EXERCISE INPUT –
BEGIN

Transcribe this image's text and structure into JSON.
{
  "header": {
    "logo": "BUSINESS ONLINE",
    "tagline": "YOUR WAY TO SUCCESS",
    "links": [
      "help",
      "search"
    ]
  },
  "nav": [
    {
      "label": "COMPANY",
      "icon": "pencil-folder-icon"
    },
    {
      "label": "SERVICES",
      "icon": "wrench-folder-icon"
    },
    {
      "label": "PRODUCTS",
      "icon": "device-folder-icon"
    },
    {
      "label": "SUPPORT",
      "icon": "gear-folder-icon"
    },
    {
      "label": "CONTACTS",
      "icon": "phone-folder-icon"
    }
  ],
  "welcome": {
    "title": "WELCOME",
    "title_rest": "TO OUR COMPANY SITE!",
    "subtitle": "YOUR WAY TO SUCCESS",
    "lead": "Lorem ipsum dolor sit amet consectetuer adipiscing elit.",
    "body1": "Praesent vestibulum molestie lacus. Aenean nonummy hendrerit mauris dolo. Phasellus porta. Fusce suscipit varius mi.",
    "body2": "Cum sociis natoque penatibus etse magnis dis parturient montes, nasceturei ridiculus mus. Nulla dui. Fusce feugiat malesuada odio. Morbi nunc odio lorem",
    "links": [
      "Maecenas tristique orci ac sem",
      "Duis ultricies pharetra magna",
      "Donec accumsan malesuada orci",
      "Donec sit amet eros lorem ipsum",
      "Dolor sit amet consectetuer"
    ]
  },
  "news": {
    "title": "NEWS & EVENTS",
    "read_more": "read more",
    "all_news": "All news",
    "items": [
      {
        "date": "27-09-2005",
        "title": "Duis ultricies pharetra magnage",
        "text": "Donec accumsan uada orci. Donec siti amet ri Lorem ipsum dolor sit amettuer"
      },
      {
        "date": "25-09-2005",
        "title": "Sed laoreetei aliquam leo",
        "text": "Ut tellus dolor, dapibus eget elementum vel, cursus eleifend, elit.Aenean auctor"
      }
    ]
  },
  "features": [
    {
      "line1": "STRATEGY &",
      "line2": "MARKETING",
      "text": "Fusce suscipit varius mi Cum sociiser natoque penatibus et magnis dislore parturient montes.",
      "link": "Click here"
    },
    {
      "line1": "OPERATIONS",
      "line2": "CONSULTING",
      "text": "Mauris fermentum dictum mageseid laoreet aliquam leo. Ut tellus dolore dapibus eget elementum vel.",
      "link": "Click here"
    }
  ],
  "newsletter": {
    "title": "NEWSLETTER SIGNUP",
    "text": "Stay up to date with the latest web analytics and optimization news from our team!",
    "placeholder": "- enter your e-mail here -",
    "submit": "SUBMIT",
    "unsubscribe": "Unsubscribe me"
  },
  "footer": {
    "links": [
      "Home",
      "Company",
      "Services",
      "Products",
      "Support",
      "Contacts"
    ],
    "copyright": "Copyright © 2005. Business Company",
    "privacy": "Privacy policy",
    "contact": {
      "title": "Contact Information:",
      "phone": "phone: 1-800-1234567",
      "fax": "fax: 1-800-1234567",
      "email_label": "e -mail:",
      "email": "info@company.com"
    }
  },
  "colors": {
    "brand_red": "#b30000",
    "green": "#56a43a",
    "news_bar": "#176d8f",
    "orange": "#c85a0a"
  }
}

END

GOAL – Looking at the records above, work out how many lines include the string "Donec". Give the number and nothing else.

TASK RESPONSE – 3